§ Task statement: Copy each line with the word "face" in it.

§ Information shown:

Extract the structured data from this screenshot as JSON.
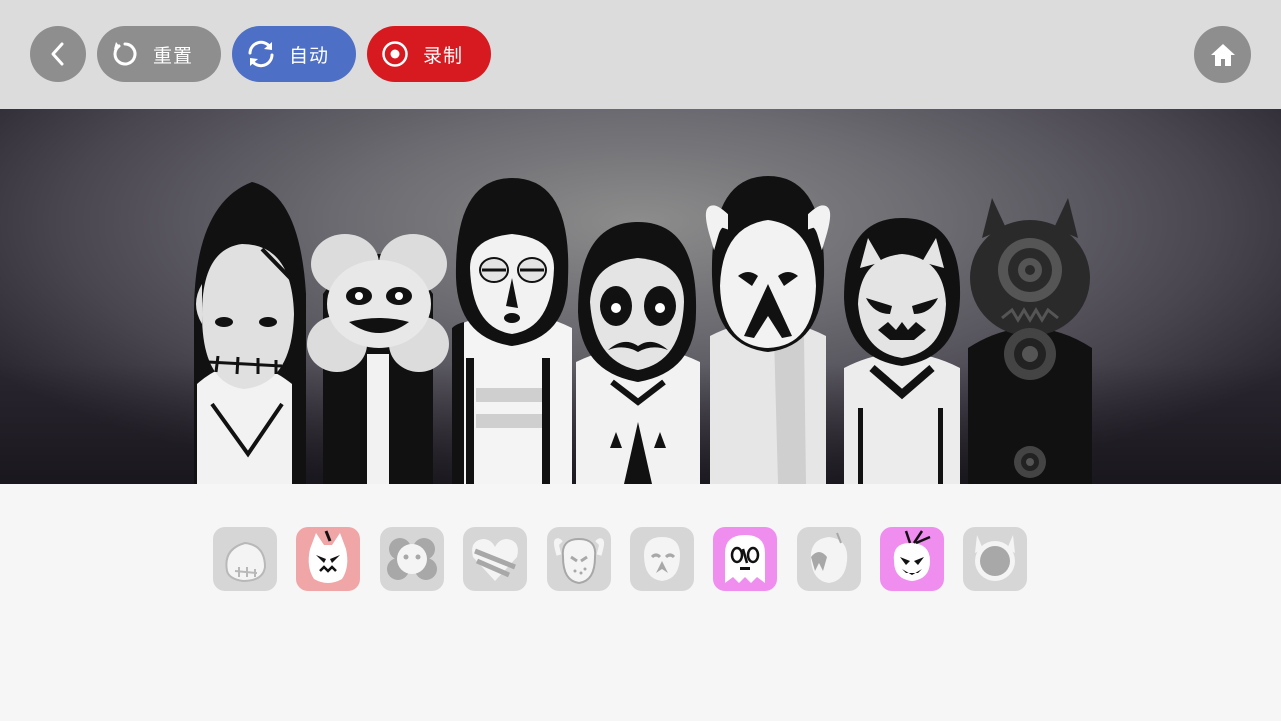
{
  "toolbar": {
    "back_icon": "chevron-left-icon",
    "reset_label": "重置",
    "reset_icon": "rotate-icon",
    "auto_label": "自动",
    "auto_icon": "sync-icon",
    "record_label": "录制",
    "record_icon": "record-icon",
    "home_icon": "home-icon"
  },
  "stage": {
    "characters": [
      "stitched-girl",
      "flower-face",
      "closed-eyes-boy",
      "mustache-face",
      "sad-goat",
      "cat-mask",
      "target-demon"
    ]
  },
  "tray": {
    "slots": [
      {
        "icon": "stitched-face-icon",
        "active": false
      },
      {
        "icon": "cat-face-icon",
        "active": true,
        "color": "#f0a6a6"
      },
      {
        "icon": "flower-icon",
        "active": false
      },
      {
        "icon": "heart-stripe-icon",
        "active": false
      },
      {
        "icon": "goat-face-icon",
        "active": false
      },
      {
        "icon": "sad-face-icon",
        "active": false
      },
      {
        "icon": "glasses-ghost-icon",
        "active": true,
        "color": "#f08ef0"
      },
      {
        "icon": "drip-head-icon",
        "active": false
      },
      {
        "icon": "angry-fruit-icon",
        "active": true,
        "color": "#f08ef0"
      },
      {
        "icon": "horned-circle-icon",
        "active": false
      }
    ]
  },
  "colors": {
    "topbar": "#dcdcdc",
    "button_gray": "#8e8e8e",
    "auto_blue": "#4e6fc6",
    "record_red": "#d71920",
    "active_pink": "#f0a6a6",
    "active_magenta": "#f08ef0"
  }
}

§ The output:
      "flower-face",
      "mustache-face",
        "icon": "stitched-face-icon",
        "icon": "cat-face-icon",
        "icon": "goat-face-icon",
        "icon": "sad-face-icon",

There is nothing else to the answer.